══ Records provided

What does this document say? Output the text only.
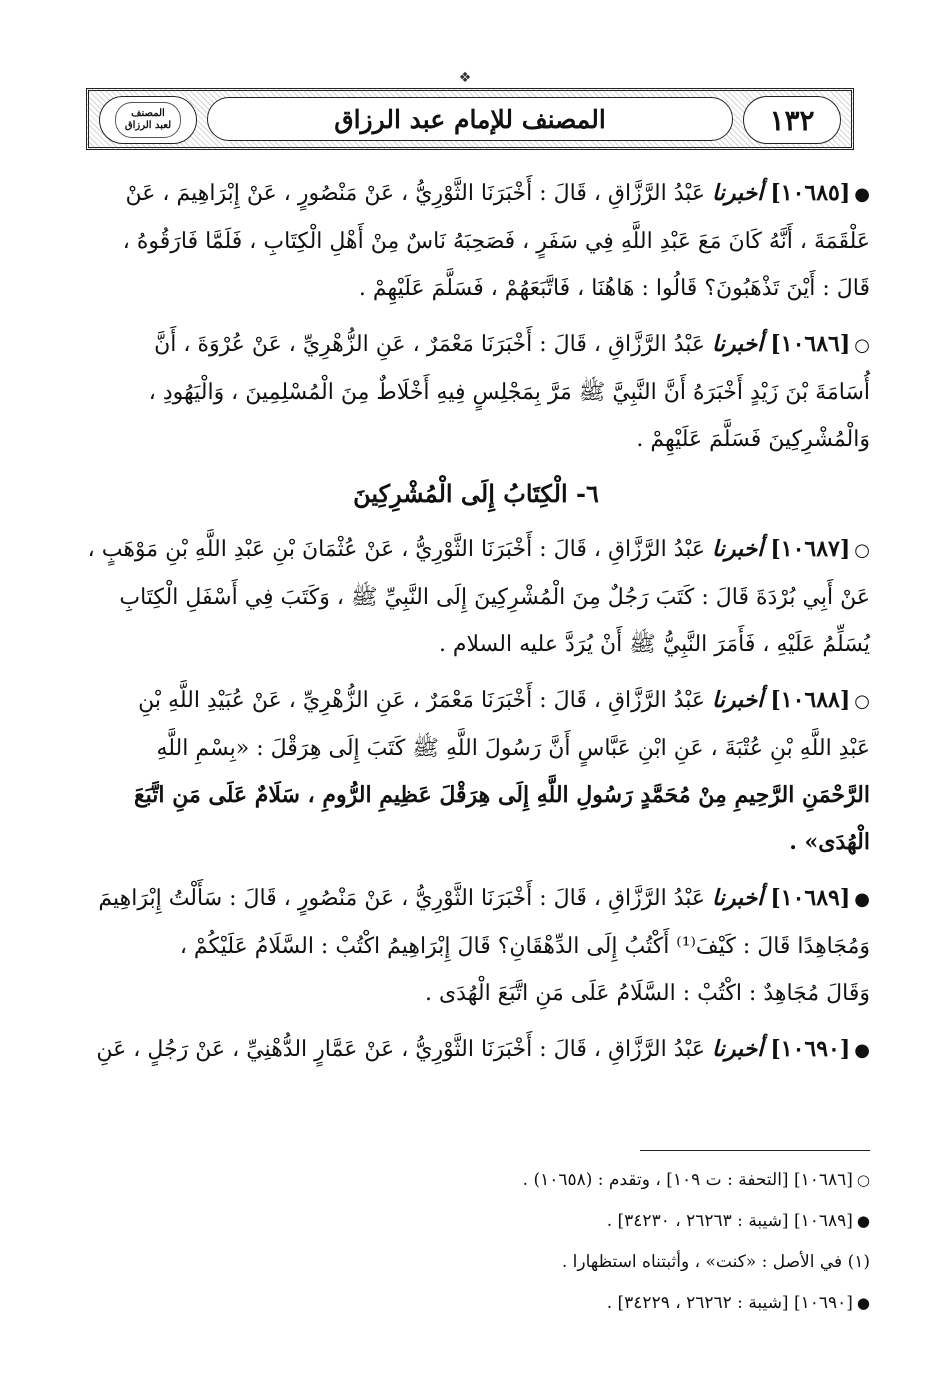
❖
١٣٢
المصنف للإمام عبد الرزاق
المصنف
لعبد الرزاق

●[١٠٦٨٥] أخبرنا عَبْدُ الرَّزَّاقِ ، قَالَ : أَخْبَرَنَا الثَّوْرِيُّ ، عَنْ مَنْصُورٍ ، عَنْ إِبْرَاهِيمَ ، عَنْ

عَلْقَمَةَ ، أَنَّهُ كَانَ مَعَ عَبْدِ اللَّهِ فِي سَفَرٍ ، فَصَحِبَهُ نَاسٌ مِنْ أَهْلِ الْكِتَابِ ، فَلَمَّا فَارَقُوهُ ،

قَالَ : أَيْنَ تَذْهَبُونَ؟ قَالُوا : هَاهُنَا ، فَاتَّبَعَهُمْ ، فَسَلَّمَ عَلَيْهِمْ .

○[١٠٦٨٦] أخبرنا عَبْدُ الرَّزَّاقِ ، قَالَ : أَخْبَرَنَا مَعْمَرٌ ، عَنِ الزُّهْرِيِّ ، عَنْ عُرْوَةَ ، أَنَّ

أُسَامَةَ بْنَ زَيْدٍ أَخْبَرَهُ أَنَّ النَّبِيَّ ﷺ مَرَّ بِمَجْلِسٍ فِيهِ أَخْلَاطٌ مِنَ الْمُسْلِمِينَ ، وَالْيَهُودِ ،

وَالْمُشْرِكِينَ فَسَلَّمَ عَلَيْهِمْ .

٦- الْكِتَابُ إِلَى الْمُشْرِكِينَ

○[١٠٦٨٧] أخبرنا عَبْدُ الرَّزَّاقِ ، قَالَ : أَخْبَرَنَا الثَّوْرِيُّ ، عَنْ عُثْمَانَ بْنِ عَبْدِ اللَّهِ بْنِ مَوْهَبٍ ،

عَنْ أَبِي بُرْدَةَ قَالَ : كَتَبَ رَجُلٌ مِنَ الْمُشْرِكِينَ إِلَى النَّبِيِّ ﷺ ، وَكَتَبَ فِي أَسْفَلِ الْكِتَابِ

يُسَلِّمُ عَلَيْهِ ، فَأَمَرَ النَّبِيُّ ﷺ أَنْ يُرَدَّ عليه السلام .

○[١٠٦٨٨] أخبرنا عَبْدُ الرَّزَّاقِ ، قَالَ : أَخْبَرَنَا مَعْمَرٌ ، عَنِ الزُّهْرِيِّ ، عَنْ عُبَيْدِ اللَّهِ بْنِ

عَبْدِ اللَّهِ بْنِ عُتْبَةَ ، عَنِ ابْنِ عَبَّاسٍ أَنَّ رَسُولَ اللَّهِ ﷺ كَتَبَ إِلَى هِرَقْلَ : «بِسْمِ اللَّهِ

الرَّحْمَنِ الرَّحِيمِ مِنْ مُحَمَّدٍ رَسُولِ اللَّهِ إِلَى هِرَقْلَ عَظِيمِ الرُّومِ ، سَلَامٌ عَلَى مَنِ اتَّبَعَ

الْهُدَى» .

●[١٠٦٨٩] أخبرنا عَبْدُ الرَّزَّاقِ ، قَالَ : أَخْبَرَنَا الثَّوْرِيُّ ، عَنْ مَنْصُورٍ ، قَالَ : سَأَلْتُ إِبْرَاهِيمَ

وَمُجَاهِدًا قَالَ : كَيْفَ⁽¹⁾ أَكْتُبُ إِلَى الدِّهْقَانِ؟ قَالَ إِبْرَاهِيمُ اكْتُبْ : السَّلَامُ عَلَيْكُمْ ،

وَقَالَ مُجَاهِدٌ : اكْتُبْ : السَّلَامُ عَلَى مَنِ اتَّبَعَ الْهُدَى .

●[١٠٦٩٠] أخبرنا عَبْدُ الرَّزَّاقِ ، قَالَ : أَخْبَرَنَا الثَّوْرِيُّ ، عَنْ عَمَّارٍ الدُّهْنِيِّ ، عَنْ رَجُلٍ ، عَنِ

○[١٠٦٨٦] [التحفة : ت ١٠٩] ، وتقدم : (١٠٦٥٨) .

●[١٠٦٨٩] [شيبة : ٢٦٢٦٣ ، ٣٤٢٣٠] .

(١) في الأصل : «كنت» ، وأثبتناه استظهارا .

●[١٠٦٩٠] [شيبة : ٢٦٢٦٢ ، ٣٤٢٢٩] .
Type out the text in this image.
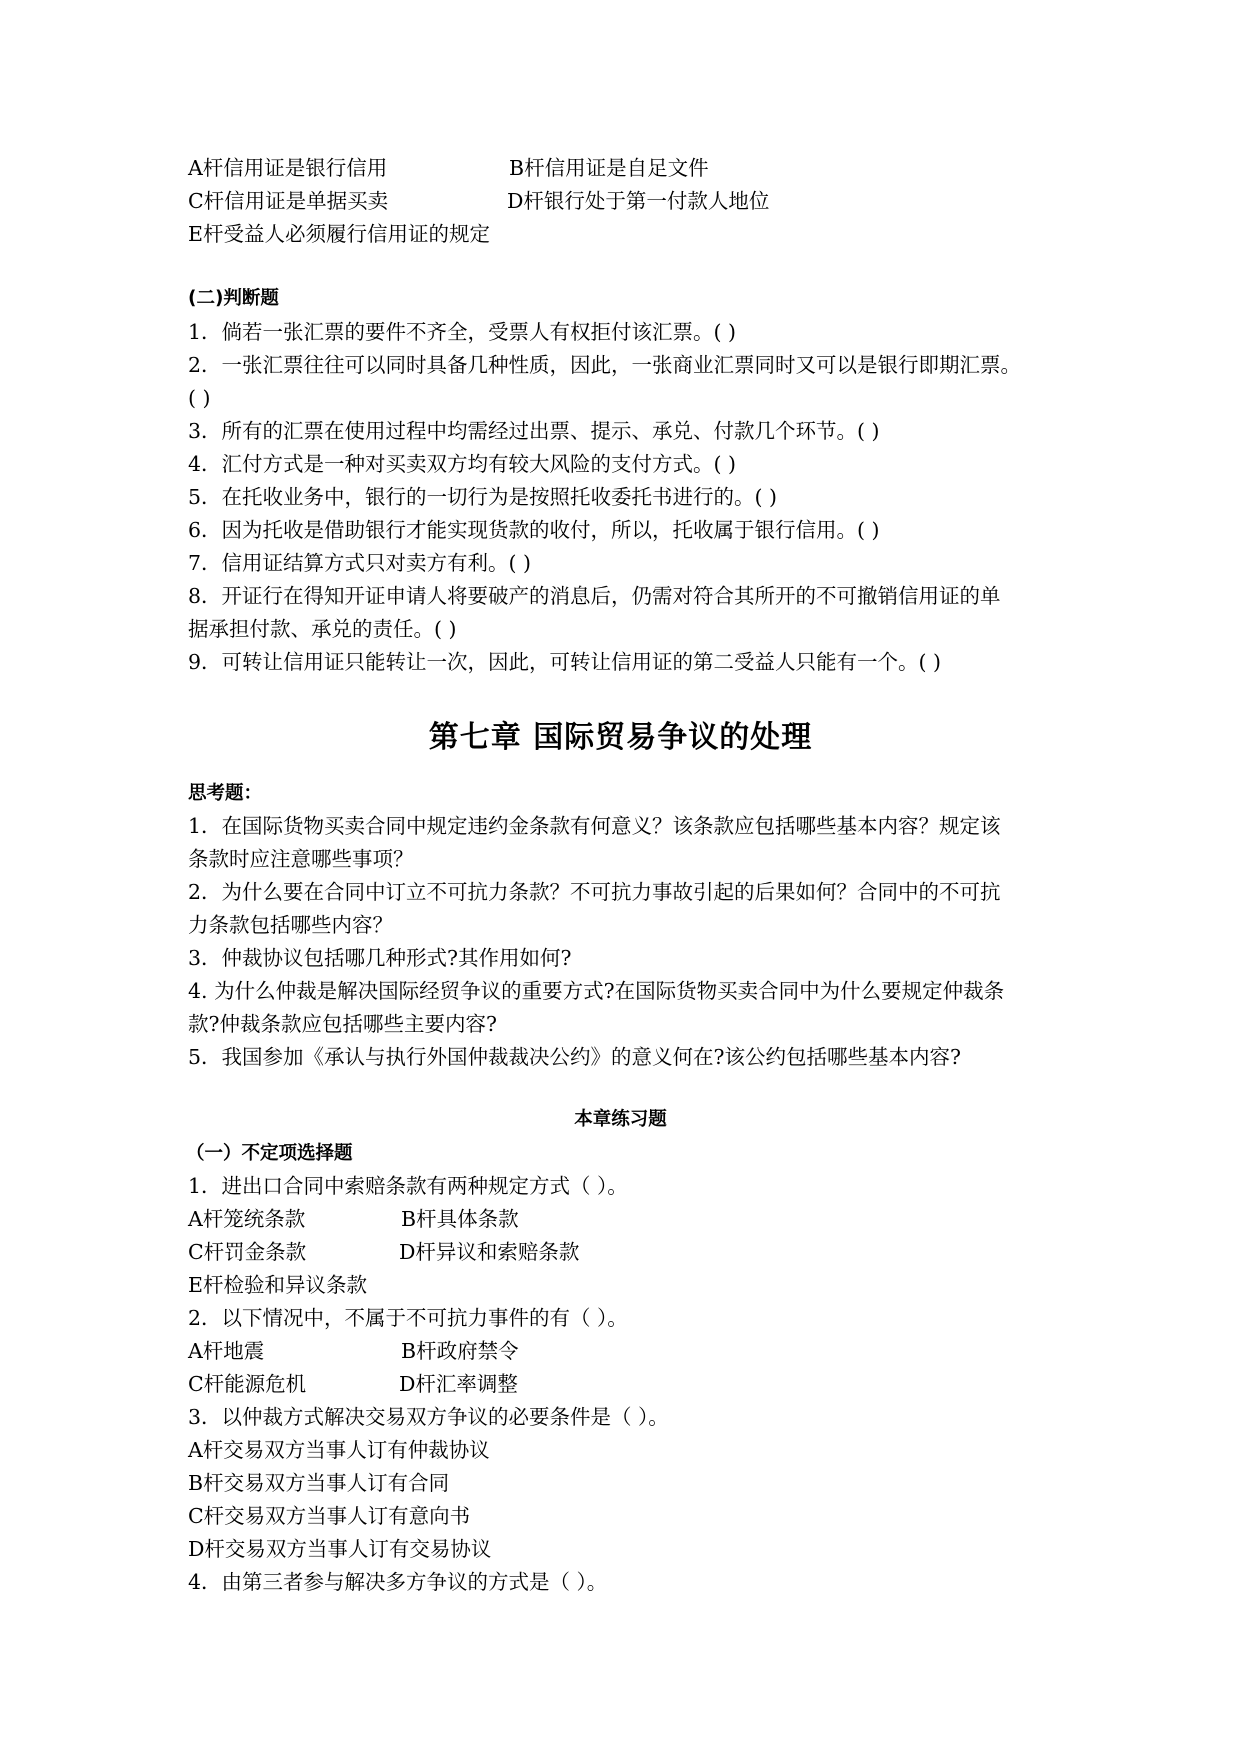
A杆信用证是银行信用	B杆信用证是自足文件
C杆信用证是单据买卖	D杆银行处于第一付款人地位
E杆受益人必须履行信用证的规定
(二)判断题
1．倘若一张汇票的要件不齐全，受票人有权拒付该汇票。( )
2．一张汇票往往可以同时具备几种性质，因此，一张商业汇票同时又可以是银行即期汇票。
( )
3．所有的汇票在使用过程中均需经过出票、提示、承兑、付款几个环节。( )
4．汇付方式是一种对买卖双方均有较大风险的支付方式。( )
5．在托收业务中，银行的一切行为是按照托收委托书进行的。( )
6．因为托收是借助银行才能实现货款的收付，所以，托收属于银行信用。( )
7．信用证结算方式只对卖方有利。( )
8．开证行在得知开证申请人将要破产的消息后，仍需对符合其所开的不可撤销信用证的单
据承担付款、承兑的责任。( )
9．可转让信用证只能转让一次，因此，可转让信用证的第二受益人只能有一个。( )
第七章 国际贸易争议的处理
思考题：
1．在国际货物买卖合同中规定违约金条款有何意义？该条款应包括哪些基本内容？规定该
条款时应注意哪些事项？
2．为什么要在合同中订立不可抗力条款？不可抗力事故引起的后果如何？合同中的不可抗
力条款包括哪些内容？
3．仲裁协议包括哪几种形式?其作用如何?
4. 为什么仲裁是解决国际经贸争议的重要方式?在国际货物买卖合同中为什么要规定仲裁条
款?仲裁条款应包括哪些主要内容?
5．我国参加《承认与执行外国仲裁裁决公约》的意义何在?该公约包括哪些基本内容?
本章练习题
（一）不定项选择题
1．进出口合同中索赔条款有两种规定方式（ ）。
A杆笼统条款	B杆具体条款
C杆罚金条款	D杆异议和索赔条款
E杆检验和异议条款
2．以下情况中，不属于不可抗力事件的有（ ）。
A杆地震	B杆政府禁令
C杆能源危机	D杆汇率调整
3．以仲裁方式解决交易双方争议的必要条件是（ ）。
A杆交易双方当事人订有仲裁协议
B杆交易双方当事人订有合同
C杆交易双方当事人订有意向书
D杆交易双方当事人订有交易协议
4．由第三者参与解决多方争议的方式是（ ）。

════

Copy the final stretch of lines, starting at the one that holds "Type out the text in this image." and ending at the last line of the data, exactly; omit pictures.

__Answer to this problem__
Type out the text in this image.
A杆信用证是银行信用	B杆信用证是自足文件
C杆信用证是单据买卖	D杆银行处于第一付款人地位
E杆受益人必须履行信用证的规定
(二)判断题
1．倘若一张汇票的要件不齐全，受票人有权拒付该汇票。( )
2．一张汇票往往可以同时具备几种性质，因此，一张商业汇票同时又可以是银行即期汇票。
( )
3．所有的汇票在使用过程中均需经过出票、提示、承兑、付款几个环节。( )
4．汇付方式是一种对买卖双方均有较大风险的支付方式。( )
5．在托收业务中，银行的一切行为是按照托收委托书进行的。( )
6．因为托收是借助银行才能实现货款的收付，所以，托收属于银行信用。( )
7．信用证结算方式只对卖方有利。( )
8．开证行在得知开证申请人将要破产的消息后，仍需对符合其所开的不可撤销信用证的单
据承担付款、承兑的责任。( )
9．可转让信用证只能转让一次，因此，可转让信用证的第二受益人只能有一个。( )
第七章 国际贸易争议的处理
思考题：
1．在国际货物买卖合同中规定违约金条款有何意义？该条款应包括哪些基本内容？规定该
条款时应注意哪些事项？
2．为什么要在合同中订立不可抗力条款？不可抗力事故引起的后果如何？合同中的不可抗
力条款包括哪些内容？
3．仲裁协议包括哪几种形式?其作用如何?
4. 为什么仲裁是解决国际经贸争议的重要方式?在国际货物买卖合同中为什么要规定仲裁条
款?仲裁条款应包括哪些主要内容?
5．我国参加《承认与执行外国仲裁裁决公约》的意义何在?该公约包括哪些基本内容?
本章练习题
（一）不定项选择题
1．进出口合同中索赔条款有两种规定方式（ ）。
A杆笼统条款	B杆具体条款
C杆罚金条款	D杆异议和索赔条款
E杆检验和异议条款
2．以下情况中，不属于不可抗力事件的有（ ）。
A杆地震	B杆政府禁令
C杆能源危机	D杆汇率调整
3．以仲裁方式解决交易双方争议的必要条件是（ ）。
A杆交易双方当事人订有仲裁协议
B杆交易双方当事人订有合同
C杆交易双方当事人订有意向书
D杆交易双方当事人订有交易协议
4．由第三者参与解决多方争议的方式是（ ）。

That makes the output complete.